__Problem details__:
Omit the images. Copy each entry word for word.

--- START OF Recorded information ---

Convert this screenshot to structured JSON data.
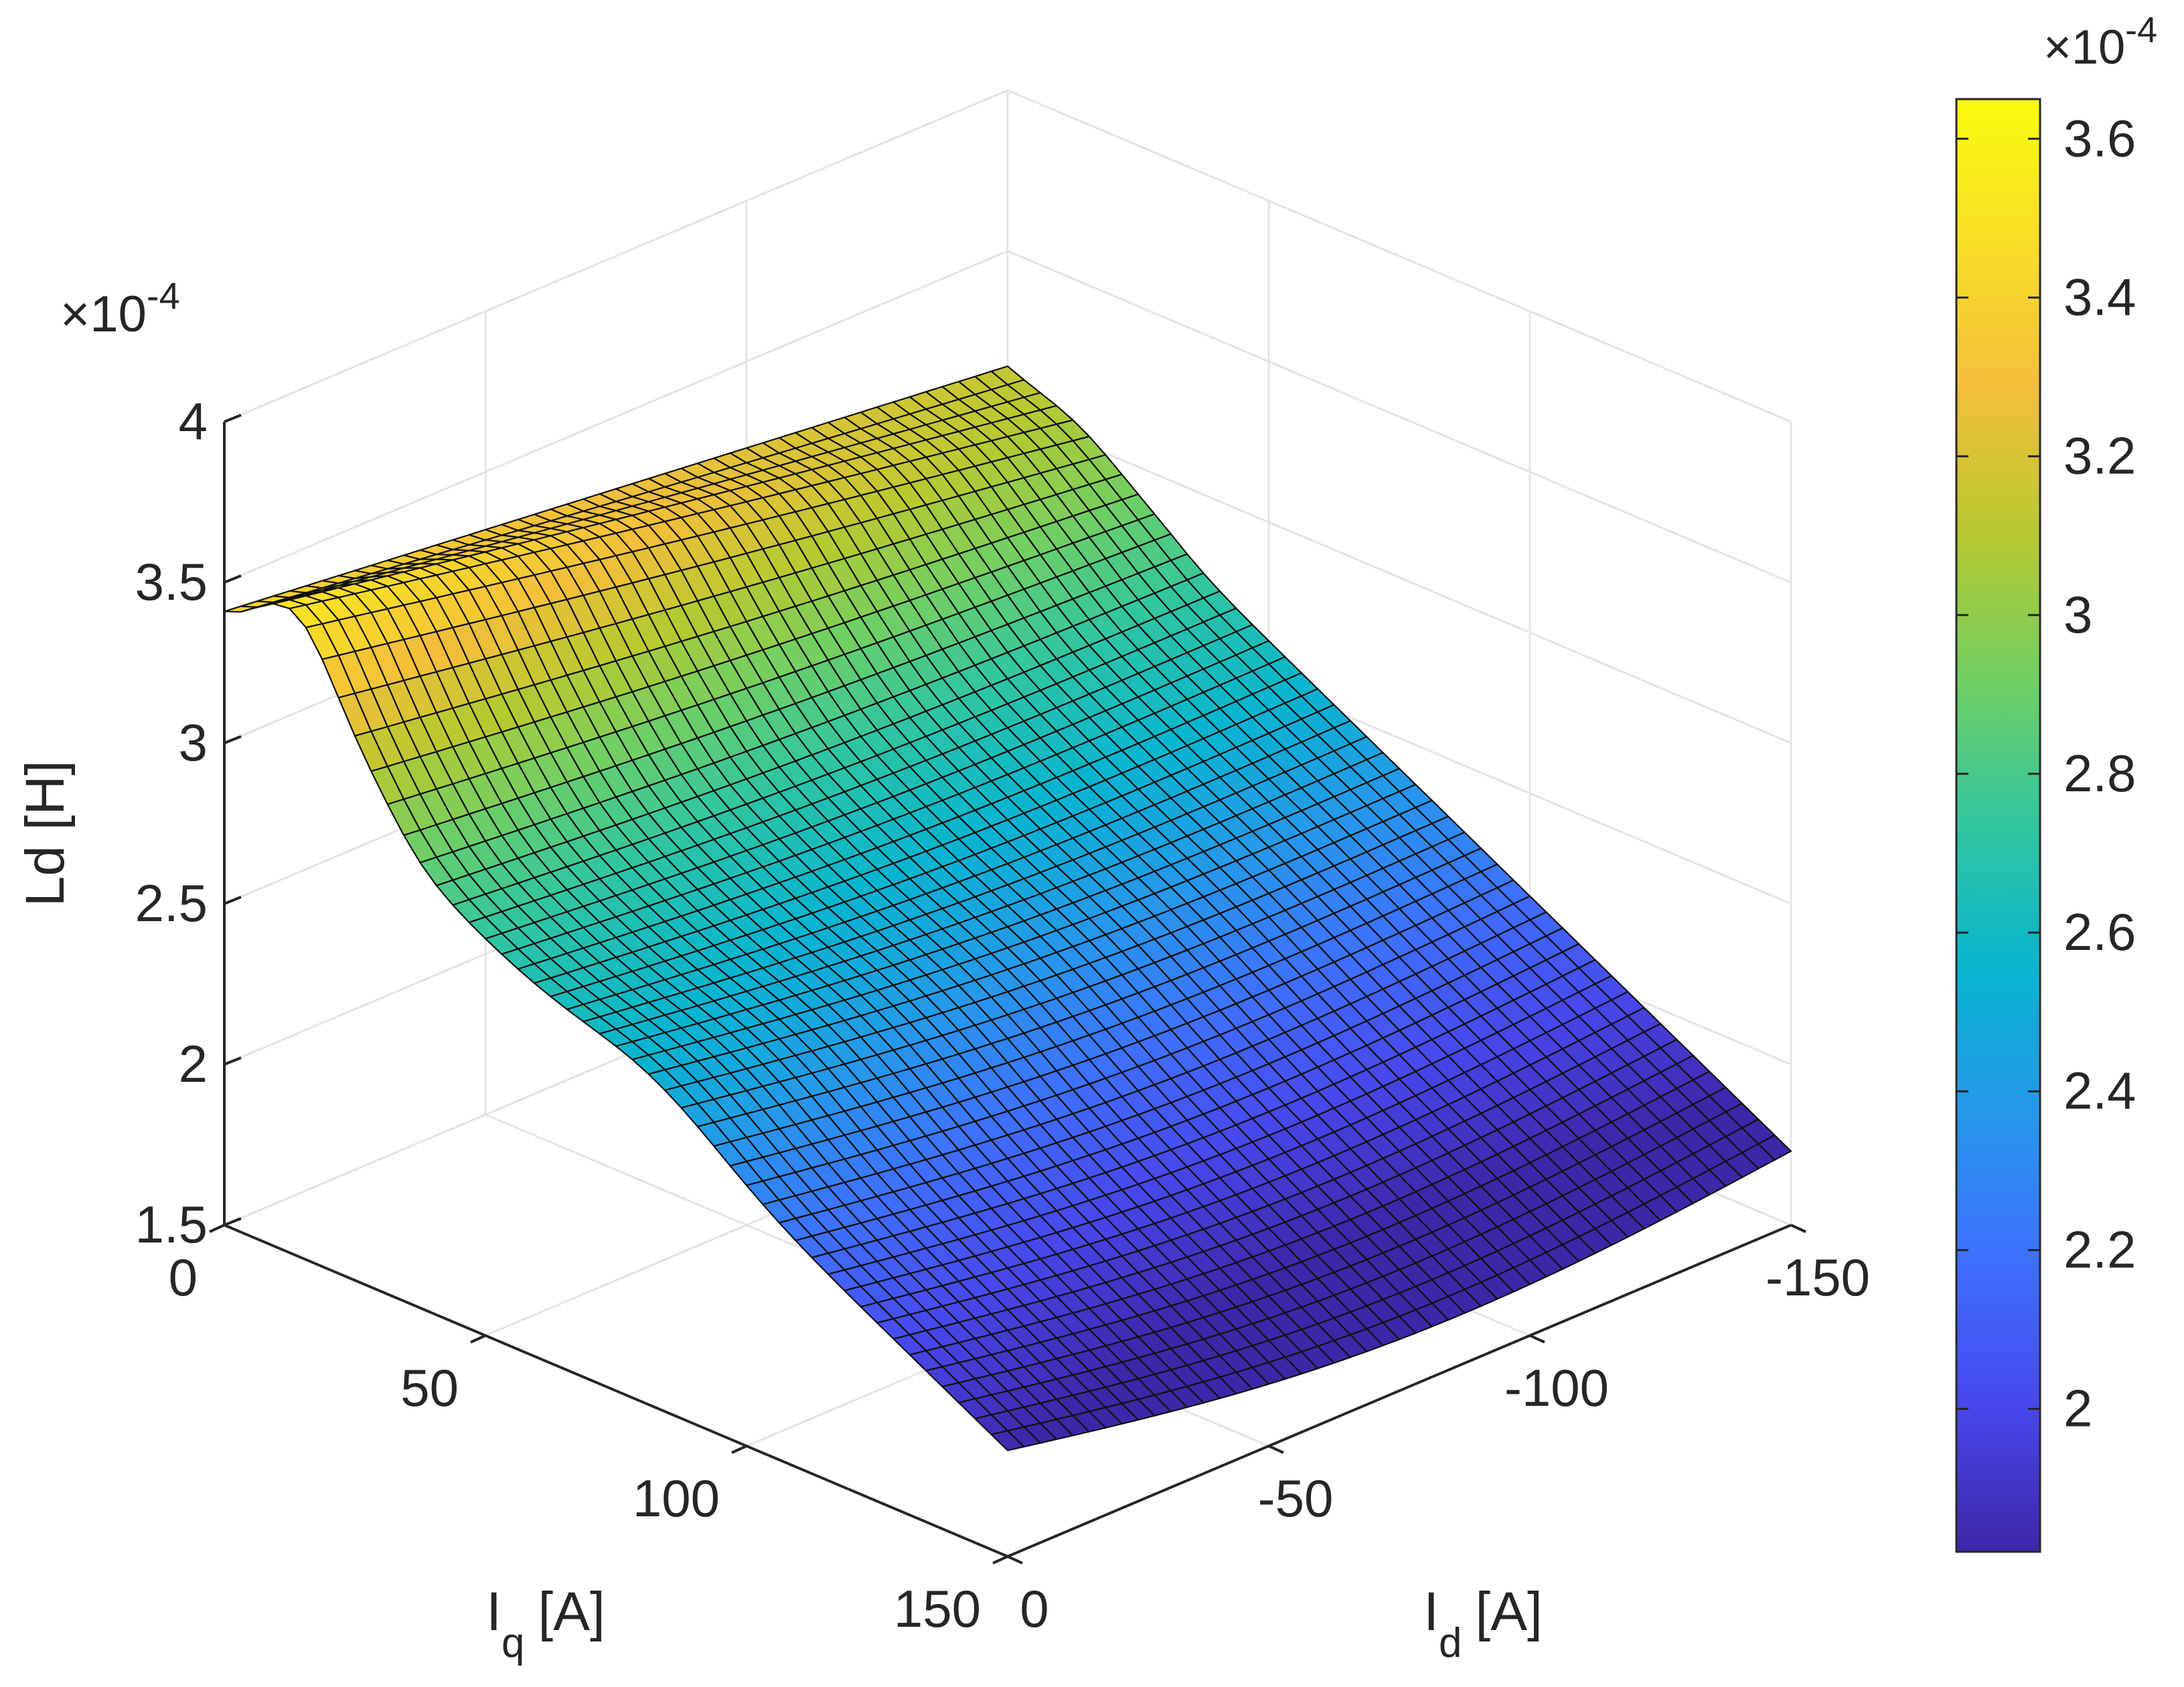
{
  "chart_data": {
    "type": "surface",
    "title": "",
    "xlabel": "I_d [A]",
    "ylabel": "I_q [A]",
    "zlabel": "Ld [H]",
    "x_axis": {
      "label_main": "I",
      "label_sub": "d",
      "label_unit": "[A]",
      "ticks": [
        0,
        -50,
        -100,
        -150
      ],
      "tick_labels": [
        "0",
        "-50",
        "-100",
        "-150"
      ],
      "lim": [
        -150,
        0
      ]
    },
    "y_axis": {
      "label_main": "I",
      "label_sub": "q",
      "label_unit": "[A]",
      "ticks": [
        0,
        50,
        100,
        150
      ],
      "tick_labels": [
        "0",
        "50",
        "100",
        "150"
      ],
      "lim": [
        0,
        150
      ]
    },
    "z_axis": {
      "label": "Ld [H]",
      "exponent_text": "×10",
      "exponent_power": "-4",
      "ticks": [
        1.5,
        2,
        2.5,
        3,
        3.5,
        4
      ],
      "tick_labels": [
        "1.5",
        "2",
        "2.5",
        "3",
        "3.5",
        "4"
      ],
      "lim": [
        1.5,
        4
      ]
    },
    "colorbar": {
      "exponent_text": "×10",
      "exponent_power": "-4",
      "ticks": [
        2,
        2.2,
        2.4,
        2.6,
        2.8,
        3,
        3.2,
        3.4,
        3.6
      ],
      "tick_labels": [
        "2",
        "2.2",
        "2.4",
        "2.6",
        "2.8",
        "3",
        "3.2",
        "3.4",
        "3.6"
      ],
      "lim": [
        1.82,
        3.65
      ],
      "colormap": "parula"
    },
    "grid": true,
    "colorbar_location": "right",
    "surface_samples": {
      "note_units": "Ld in units of 1e-4 H",
      "corners": [
        {
          "id": 0,
          "iq": 0,
          "ld": 3.38
        },
        {
          "id": 0,
          "iq": 150,
          "ld": 1.82
        },
        {
          "id": -150,
          "iq": 0,
          "ld": 3.08
        },
        {
          "id": -150,
          "iq": 150,
          "ld": 1.88
        }
      ],
      "peak": {
        "id": -20,
        "iq": 15,
        "ld": 3.62
      }
    }
  }
}
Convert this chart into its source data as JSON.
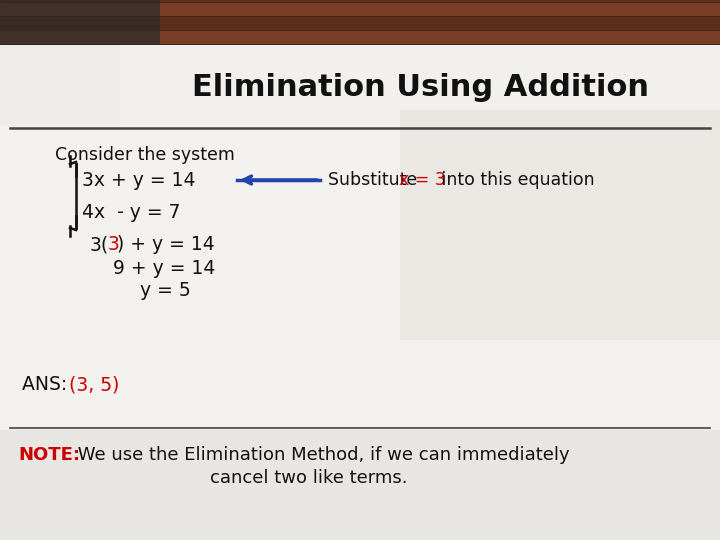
{
  "title": "Elimination Using Addition",
  "title_fontsize": 22,
  "title_fontweight": "bold",
  "title_color": "#111111",
  "consider_text": "Consider the system",
  "eq1": "3x + y = 14",
  "eq2": "4x  - y = 7",
  "substitute_prefix": "Substitute ",
  "substitute_colored": "x = 3",
  "substitute_suffix": " into this equation",
  "step2": "9 + y = 14",
  "step3": "y = 5",
  "ans_prefix": "ANS: ",
  "ans_colored": "(3, 5)",
  "ans_color": "#cc0000",
  "note_prefix": "NOTE:",
  "note_prefix_color": "#cc0000",
  "note_text": " We use the Elimination Method, if we can immediately",
  "note_text2": "cancel two like terms.",
  "arrow_color": "#2244aa",
  "brace_color": "#111111",
  "separator_color": "#444444",
  "slide_bg": "#f0eeec",
  "bottom_bg": "#e0dedd",
  "top_photo_bg": "#5a3030",
  "title_area_bg": "#eeecea"
}
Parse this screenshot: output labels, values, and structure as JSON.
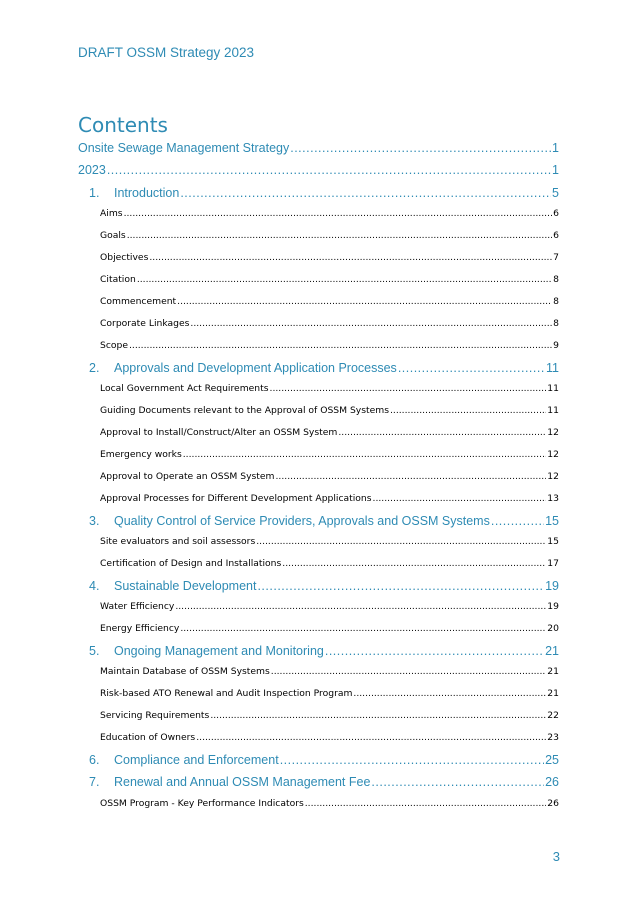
{
  "header": {
    "text": "DRAFT OSSM Strategy 2023"
  },
  "contents_title": "Contents",
  "toc": [
    {
      "level": 0,
      "num": "",
      "label": "Onsite Sewage Management Strategy",
      "page": "1"
    },
    {
      "level": 0,
      "num": "",
      "label": "2023",
      "page": "1"
    },
    {
      "level": 1,
      "num": "1.",
      "label": "Introduction",
      "page": "5"
    },
    {
      "level": 2,
      "num": "",
      "label": "Aims",
      "page": "6"
    },
    {
      "level": 2,
      "num": "",
      "label": "Goals",
      "page": "6"
    },
    {
      "level": 2,
      "num": "",
      "label": "Objectives",
      "page": "7"
    },
    {
      "level": 2,
      "num": "",
      "label": "Citation",
      "page": "8"
    },
    {
      "level": 2,
      "num": "",
      "label": "Commencement",
      "page": "8"
    },
    {
      "level": 2,
      "num": "",
      "label": "Corporate Linkages",
      "page": "8"
    },
    {
      "level": 2,
      "num": "",
      "label": "Scope",
      "page": "9"
    },
    {
      "level": 1,
      "num": "2.",
      "label": "Approvals and Development Application Processes",
      "page": "11"
    },
    {
      "level": 2,
      "num": "",
      "label": "Local Government Act Requirements",
      "page": "11"
    },
    {
      "level": 2,
      "num": "",
      "label": "Guiding Documents relevant to the Approval of OSSM Systems",
      "page": "11"
    },
    {
      "level": 2,
      "num": "",
      "label": "Approval to Install/Construct/Alter an OSSM System",
      "page": "12"
    },
    {
      "level": 2,
      "num": "",
      "label": "Emergency works",
      "page": "12"
    },
    {
      "level": 2,
      "num": "",
      "label": "Approval to Operate an OSSM System",
      "page": "12"
    },
    {
      "level": 2,
      "num": "",
      "label": "Approval Processes for Different Development Applications",
      "page": "13"
    },
    {
      "level": 1,
      "num": "3.",
      "label": "Quality Control of Service Providers, Approvals and OSSM Systems",
      "page": "15"
    },
    {
      "level": 2,
      "num": "",
      "label": "Site evaluators and soil assessors",
      "page": "15"
    },
    {
      "level": 2,
      "num": "",
      "label": "Certification of Design and Installations",
      "page": "17"
    },
    {
      "level": 1,
      "num": "4.",
      "label": "Sustainable Development",
      "page": "19"
    },
    {
      "level": 2,
      "num": "",
      "label": "Water Efficiency",
      "page": "19"
    },
    {
      "level": 2,
      "num": "",
      "label": "Energy Efficiency",
      "page": "20"
    },
    {
      "level": 1,
      "num": "5.",
      "label": "Ongoing Management and Monitoring",
      "page": "21"
    },
    {
      "level": 2,
      "num": "",
      "label": "Maintain Database of OSSM Systems",
      "page": "21"
    },
    {
      "level": 2,
      "num": "",
      "label": "Risk-based ATO Renewal and Audit Inspection Program",
      "page": "21"
    },
    {
      "level": 2,
      "num": "",
      "label": "Servicing Requirements",
      "page": "22"
    },
    {
      "level": 2,
      "num": "",
      "label": "Education of Owners",
      "page": "23"
    },
    {
      "level": 1,
      "num": "6.",
      "label": "Compliance and Enforcement",
      "page": "25"
    },
    {
      "level": 1,
      "num": "7.",
      "label": "Renewal and Annual OSSM Management Fee",
      "page": "26"
    },
    {
      "level": 2,
      "num": "",
      "label": "OSSM Program - Key Performance Indicators",
      "page": "26"
    }
  ],
  "footer": {
    "page_number": "3"
  }
}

--- END OF Recorded information ---

__Answer for this exercise__:
Convert this screenshot to structured JSON data.
{
  "chart_data": {
    "type": "surface",
    "title": "",
    "xlabel": "I_d [A]",
    "ylabel": "I_q [A]",
    "zlabel": "Ld [H]",
    "x_axis": {
      "label_main": "I",
      "label_sub": "d",
      "label_unit": "[A]",
      "ticks": [
        0,
        -50,
        -100,
        -150
      ],
      "tick_labels": [
        "0",
        "-50",
        "-100",
        "-150"
      ],
      "lim": [
        -150,
        0
      ]
    },
    "y_axis": {
      "label_main": "I",
      "label_sub": "q",
      "label_unit": "[A]",
      "ticks": [
        0,
        50,
        100,
        150
      ],
      "tick_labels": [
        "0",
        "50",
        "100",
        "150"
      ],
      "lim": [
        0,
        150
      ]
    },
    "z_axis": {
      "label": "Ld [H]",
      "exponent_text": "×10",
      "exponent_power": "-4",
      "ticks": [
        1.5,
        2,
        2.5,
        3,
        3.5,
        4
      ],
      "tick_labels": [
        "1.5",
        "2",
        "2.5",
        "3",
        "3.5",
        "4"
      ],
      "lim": [
        1.5,
        4
      ]
    },
    "colorbar": {
      "exponent_text": "×10",
      "exponent_power": "-4",
      "ticks": [
        2,
        2.2,
        2.4,
        2.6,
        2.8,
        3,
        3.2,
        3.4,
        3.6
      ],
      "tick_labels": [
        "2",
        "2.2",
        "2.4",
        "2.6",
        "2.8",
        "3",
        "3.2",
        "3.4",
        "3.6"
      ],
      "lim": [
        1.82,
        3.65
      ],
      "colormap": "parula"
    },
    "grid": true,
    "colorbar_location": "right",
    "surface_samples": {
      "note_units": "Ld in units of 1e-4 H",
      "corners": [
        {
          "id": 0,
          "iq": 0,
          "ld": 3.38
        },
        {
          "id": 0,
          "iq": 150,
          "ld": 1.82
        },
        {
          "id": -150,
          "iq": 0,
          "ld": 3.08
        },
        {
          "id": -150,
          "iq": 150,
          "ld": 1.88
        }
      ],
      "peak": {
        "id": -20,
        "iq": 15,
        "ld": 3.62
      }
    }
  }
}
Convert this chart into its source data as JSON.
{
  "title": "Elimination Using Addition",
  "title_fontsize": 22,
  "title_fontweight": "bold",
  "title_color": "#111111",
  "consider_text": "Consider the system",
  "eq1": "3x + y = 14",
  "eq2": "4x  - y = 7",
  "substitute_prefix": "Substitute ",
  "substitute_colored": "x = 3",
  "substitute_suffix": " into this equation",
  "step2": "9 + y = 14",
  "step3": "y = 5",
  "ans_prefix": "ANS: ",
  "ans_colored": "(3, 5)",
  "ans_color": "#cc0000",
  "note_prefix": "NOTE:",
  "note_prefix_color": "#cc0000",
  "note_text": " We use the Elimination Method, if we can immediately",
  "note_text2": "cancel two like terms.",
  "arrow_color": "#2244aa",
  "brace_color": "#111111",
  "separator_color": "#444444",
  "slide_bg": "#f0eeec",
  "bottom_bg": "#e0dedd",
  "top_photo_bg": "#5a3030",
  "title_area_bg": "#eeecea"
}
Parse this screenshot: output labels, values, and structure as JSON.
{
  "header": {
    "text": "DRAFT OSSM Strategy 2023"
  },
  "contents_title": "Contents",
  "toc": [
    {
      "level": 0,
      "num": "",
      "label": "Onsite Sewage Management Strategy",
      "page": "1"
    },
    {
      "level": 0,
      "num": "",
      "label": "2023",
      "page": "1"
    },
    {
      "level": 1,
      "num": "1.",
      "label": "Introduction",
      "page": "5"
    },
    {
      "level": 2,
      "num": "",
      "label": "Aims",
      "page": "6"
    },
    {
      "level": 2,
      "num": "",
      "label": "Goals",
      "page": "6"
    },
    {
      "level": 2,
      "num": "",
      "label": "Objectives",
      "page": "7"
    },
    {
      "level": 2,
      "num": "",
      "label": "Citation",
      "page": "8"
    },
    {
      "level": 2,
      "num": "",
      "label": "Commencement",
      "page": "8"
    },
    {
      "level": 2,
      "num": "",
      "label": "Corporate Linkages",
      "page": "8"
    },
    {
      "level": 2,
      "num": "",
      "label": "Scope",
      "page": "9"
    },
    {
      "level": 1,
      "num": "2.",
      "label": "Approvals and Development Application Processes",
      "page": "11"
    },
    {
      "level": 2,
      "num": "",
      "label": "Local Government Act Requirements",
      "page": "11"
    },
    {
      "level": 2,
      "num": "",
      "label": "Guiding Documents relevant to the Approval of OSSM Systems",
      "page": "11"
    },
    {
      "level": 2,
      "num": "",
      "label": "Approval to Install/Construct/Alter an OSSM System",
      "page": "12"
    },
    {
      "level": 2,
      "num": "",
      "label": "Emergency works",
      "page": "12"
    },
    {
      "level": 2,
      "num": "",
      "label": "Approval to Operate an OSSM System",
      "page": "12"
    },
    {
      "level": 2,
      "num": "",
      "label": "Approval Processes for Different Development Applications",
      "page": "13"
    },
    {
      "level": 1,
      "num": "3.",
      "label": "Quality Control of Service Providers, Approvals and OSSM Systems",
      "page": "15"
    },
    {
      "level": 2,
      "num": "",
      "label": "Site evaluators and soil assessors",
      "page": "15"
    },
    {
      "level": 2,
      "num": "",
      "label": "Certification of Design and Installations",
      "page": "17"
    },
    {
      "level": 1,
      "num": "4.",
      "label": "Sustainable Development",
      "page": "19"
    },
    {
      "level": 2,
      "num": "",
      "label": "Water Efficiency",
      "page": "19"
    },
    {
      "level": 2,
      "num": "",
      "label": "Energy Efficiency",
      "page": "20"
    },
    {
      "level": 1,
      "num": "5.",
      "label": "Ongoing Management and Monitoring",
      "page": "21"
    },
    {
      "level": 2,
      "num": "",
      "label": "Maintain Database of OSSM Systems",
      "page": "21"
    },
    {
      "level": 2,
      "num": "",
      "label": "Risk-based ATO Renewal and Audit Inspection Program",
      "page": "21"
    },
    {
      "level": 2,
      "num": "",
      "label": "Servicing Requirements",
      "page": "22"
    },
    {
      "level": 2,
      "num": "",
      "label": "Education of Owners",
      "page": "23"
    },
    {
      "level": 1,
      "num": "6.",
      "label": "Compliance and Enforcement",
      "page": "25"
    },
    {
      "level": 1,
      "num": "7.",
      "label": "Renewal and Annual OSSM Management Fee",
      "page": "26"
    },
    {
      "level": 2,
      "num": "",
      "label": "OSSM Program - Key Performance Indicators",
      "page": "26"
    }
  ],
  "footer": {
    "page_number": "3"
  }
}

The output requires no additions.